* _EXERCISE GOAL_
Make an exact copy of the lines, leaving the pictures out.

* _LISTED ENTRIES_
======

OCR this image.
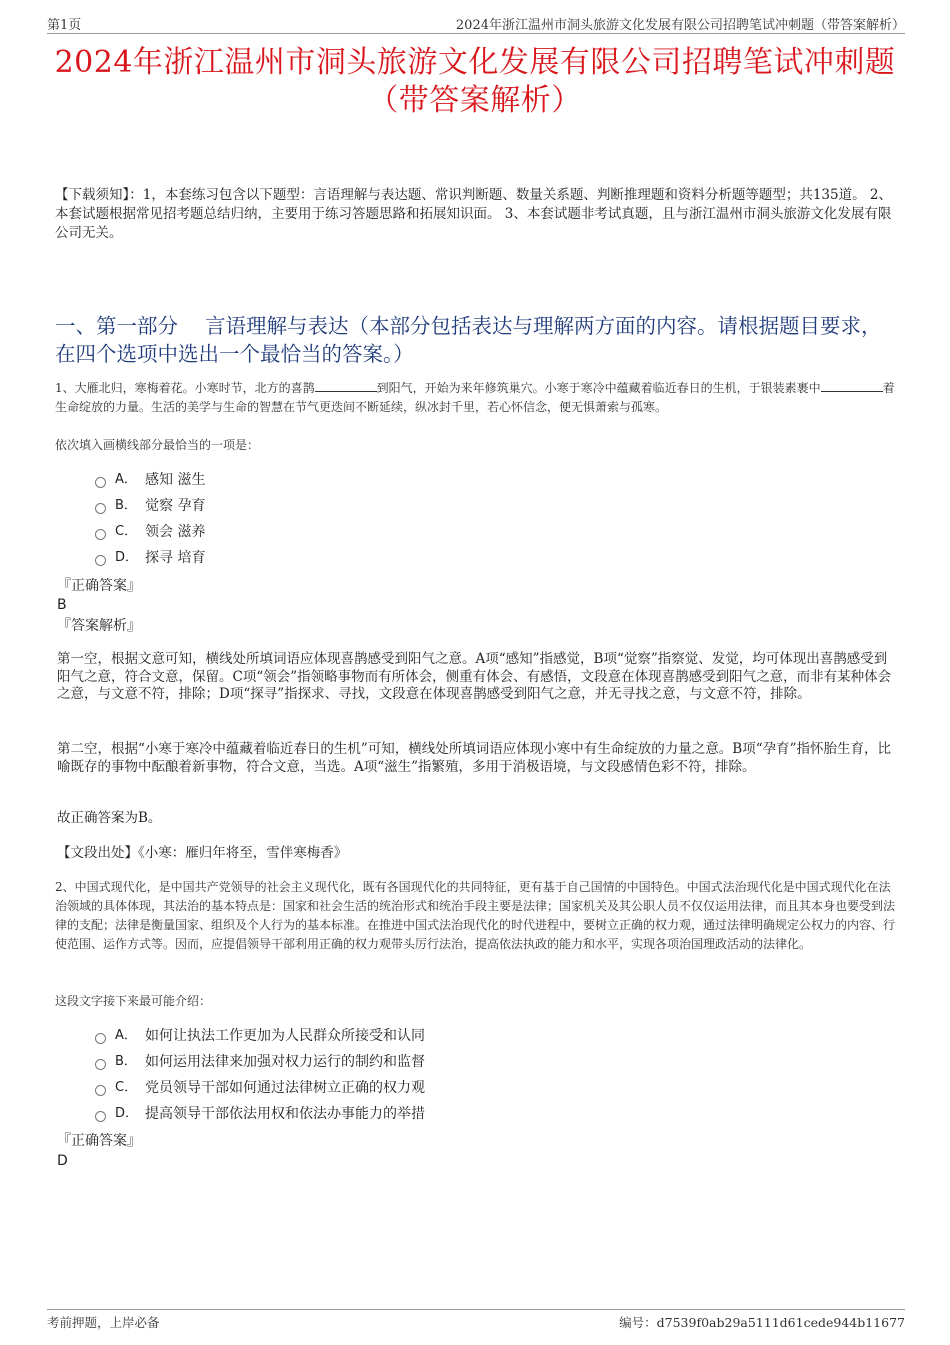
第1页	2024年浙江温州市洞头旅游文化发展有限公司招聘笔试冲刺题（带答案解析）
2024年浙江温州市洞头旅游文化发展有限公司招聘笔试冲刺题
（带答案解析）
【下载须知】：1，本套练习包含以下题型：言语理解与表达题、常识判断题、数量关系题、判断推理题和资料分析题等题型；共135道。 2、本套试题根据常见招考题总结归纳，主要用于练习答题思路和拓展知识面。 3、本套试题非考试真题，且与浙江温州市洞头旅游文化发展有限公司无关。
一、第一部分　 言语理解与表达（本部分包括表达与理解两方面的内容。请根据题目要求，在四个选项中选出一个最恰当的答案。）
1、大雁北归，寒梅着花。小寒时节，北方的喜鹊	到阳气，开始为来年修筑巢穴。小寒于寒冷中蕴藏着临近春日的生机，于银装素裹中	着生命绽放的力量。生活的美学与生命的智慧在节气更迭间不断延续，纵冰封千里，若心怀信念，便无惧萧索与孤寒。
依次填入画横线部分最恰当的一项是：
A． 感知 滋生
B． 觉察 孕育
C． 领会 滋养
D． 探寻 培育
『正确答案』
B
『答案解析』
第一空，根据文意可知，横线处所填词语应体现喜鹊感受到阳气之意。A项“感知”指感觉，B项“觉察”指察觉、发觉，均可体现出喜鹊感受到阳气之意，符合文意，保留。C项“领会”指领略事物而有所体会，侧重有体会、有感悟，文段意在体现喜鹊感受到阳气之意，而非有某种体会之意，与文意不符，排除；D项“探寻”指探求、寻找，文段意在体现喜鹊感受到阳气之意，并无寻找之意，与文意不符，排除。
第二空，根据“小寒于寒冷中蕴藏着临近春日的生机”可知，横线处所填词语应体现小寒中有生命绽放的力量之意。B项“孕育”指怀胎生育，比喻既存的事物中酝酿着新事物，符合文意，当选。A项“滋生”指繁殖，多用于消极语境，与文段感情色彩不符，排除。
故正确答案为B。
【文段出处】《小寒：雁归年将至，雪伴寒梅香》
2、中国式现代化，是中国共产党领导的社会主义现代化，既有各国现代化的共同特征，更有基于自己国情的中国特色。中国式法治现代化是中国式现代化在法治领域的具体体现，其法治的基本特点是：国家和社会生活的统治形式和统治手段主要是法律；国家机关及其公职人员不仅仅运用法律，而且其本身也要受到法律的支配；法律是衡量国家、组织及个人行为的基本标准。在推进中国式法治现代化的时代进程中，要树立正确的权力观，通过法律明确规定公权力的内容、行使范围、运作方式等。因而，应提倡领导干部利用正确的权力观带头厉行法治，提高依法执政的能力和水平，实现各项治国理政活动的法律化。
这段文字接下来最可能介绍：
A． 如何让执法工作更加为人民群众所接受和认同
B． 如何运用法律来加强对权力运行的制约和监督
C． 党员领导干部如何通过法律树立正确的权力观
D． 提高领导干部依法用权和依法办事能力的举措
『正确答案』
D
考前押题，上岸必备	编号：d7539f0ab29a5111d61cede944b11677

======

* _RESPONSE FOR THIS EXERCISE_
OCR this image.
第1页	2024年浙江温州市洞头旅游文化发展有限公司招聘笔试冲刺题（带答案解析）
2024年浙江温州市洞头旅游文化发展有限公司招聘笔试冲刺题
（带答案解析）
【下载须知】：1，本套练习包含以下题型：言语理解与表达题、常识判断题、数量关系题、判断推理题和资料分析题等题型；共135道。 2、本套试题根据常见招考题总结归纳，主要用于练习答题思路和拓展知识面。 3、本套试题非考试真题，且与浙江温州市洞头旅游文化发展有限公司无关。
一、第一部分　 言语理解与表达（本部分包括表达与理解两方面的内容。请根据题目要求，在四个选项中选出一个最恰当的答案。）
1、大雁北归，寒梅着花。小寒时节，北方的喜鹊	到阳气，开始为来年修筑巢穴。小寒于寒冷中蕴藏着临近春日的生机，于银装素裹中	着生命绽放的力量。生活的美学与生命的智慧在节气更迭间不断延续，纵冰封千里，若心怀信念，便无惧萧索与孤寒。
依次填入画横线部分最恰当的一项是：
A． 感知 滋生
B． 觉察 孕育
C． 领会 滋养
D． 探寻 培育
『正确答案』
B
『答案解析』
第一空，根据文意可知，横线处所填词语应体现喜鹊感受到阳气之意。A项“感知”指感觉，B项“觉察”指察觉、发觉，均可体现出喜鹊感受到阳气之意，符合文意，保留。C项“领会”指领略事物而有所体会，侧重有体会、有感悟，文段意在体现喜鹊感受到阳气之意，而非有某种体会之意，与文意不符，排除；D项“探寻”指探求、寻找，文段意在体现喜鹊感受到阳气之意，并无寻找之意，与文意不符，排除。
第二空，根据“小寒于寒冷中蕴藏着临近春日的生机”可知，横线处所填词语应体现小寒中有生命绽放的力量之意。B项“孕育”指怀胎生育，比喻既存的事物中酝酿着新事物，符合文意，当选。A项“滋生”指繁殖，多用于消极语境，与文段感情色彩不符，排除。
故正确答案为B。
【文段出处】《小寒：雁归年将至，雪伴寒梅香》
2、中国式现代化，是中国共产党领导的社会主义现代化，既有各国现代化的共同特征，更有基于自己国情的中国特色。中国式法治现代化是中国式现代化在法治领域的具体体现，其法治的基本特点是：国家和社会生活的统治形式和统治手段主要是法律；国家机关及其公职人员不仅仅运用法律，而且其本身也要受到法律的支配；法律是衡量国家、组织及个人行为的基本标准。在推进中国式法治现代化的时代进程中，要树立正确的权力观，通过法律明确规定公权力的内容、行使范围、运作方式等。因而，应提倡领导干部利用正确的权力观带头厉行法治，提高依法执政的能力和水平，实现各项治国理政活动的法律化。
这段文字接下来最可能介绍：
A． 如何让执法工作更加为人民群众所接受和认同
B． 如何运用法律来加强对权力运行的制约和监督
C． 党员领导干部如何通过法律树立正确的权力观
D． 提高领导干部依法用权和依法办事能力的举措
『正确答案』
D
考前押题，上岸必备	编号：d7539f0ab29a5111d61cede944b11677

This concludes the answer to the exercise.